-- BEGIN Exercise inputs --

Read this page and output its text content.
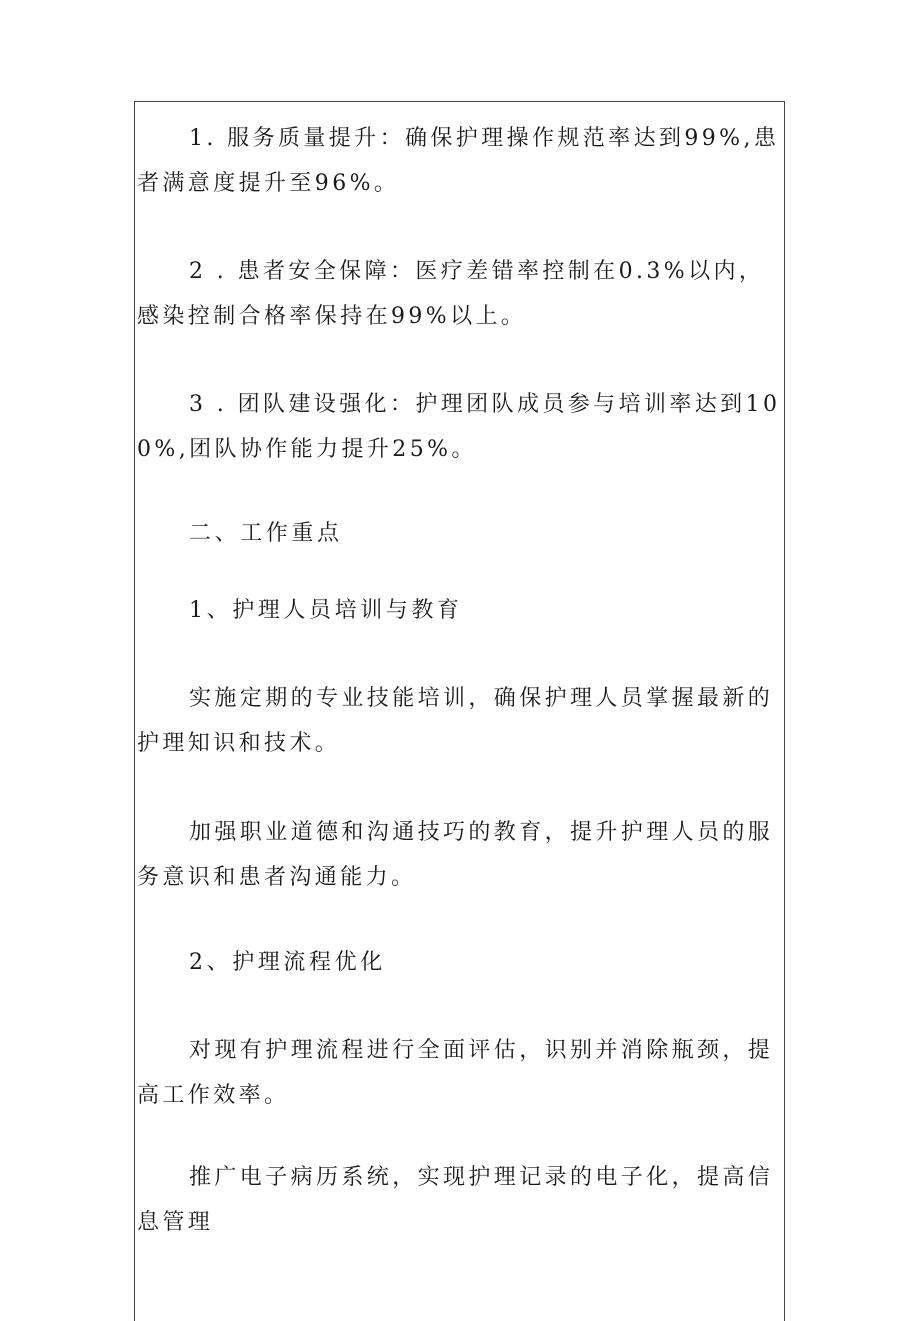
1. 服务质量提升：确保护理操作规范率达到99%,患者满意度提升至96%。

2 . 患者安全保障：医疗差错率控制在0.3%以内，感染控制合格率保持在99%以上。

3 . 团队建设强化：护理团队成员参与培训率达到100%,团队协作能力提升25%。

二、工作重点

1、护理人员培训与教育

实施定期的专业技能培训，确保护理人员掌握最新的护理知识和技术。

加强职业道德和沟通技巧的教育，提升护理人员的服务意识和患者沟通能力。

2、护理流程优化

对现有护理流程进行全面评估，识别并消除瓶颈，提高工作效率。

推广电子病历系统，实现护理记录的电子化，提高信息管理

-- END Exercise inputs --

Print the records word for word and exclude any picture they hold.

Problem solution:
Read this page and output its text content.
1. 服务质量提升：确保护理操作规范率达到99%,患者满意度提升至96%。

2 . 患者安全保障：医疗差错率控制在0.3%以内，感染控制合格率保持在99%以上。

3 . 团队建设强化：护理团队成员参与培训率达到100%,团队协作能力提升25%。

二、工作重点

1、护理人员培训与教育

实施定期的专业技能培训，确保护理人员掌握最新的护理知识和技术。

加强职业道德和沟通技巧的教育，提升护理人员的服务意识和患者沟通能力。

2、护理流程优化

对现有护理流程进行全面评估，识别并消除瓶颈，提高工作效率。

推广电子病历系统，实现护理记录的电子化，提高信息管理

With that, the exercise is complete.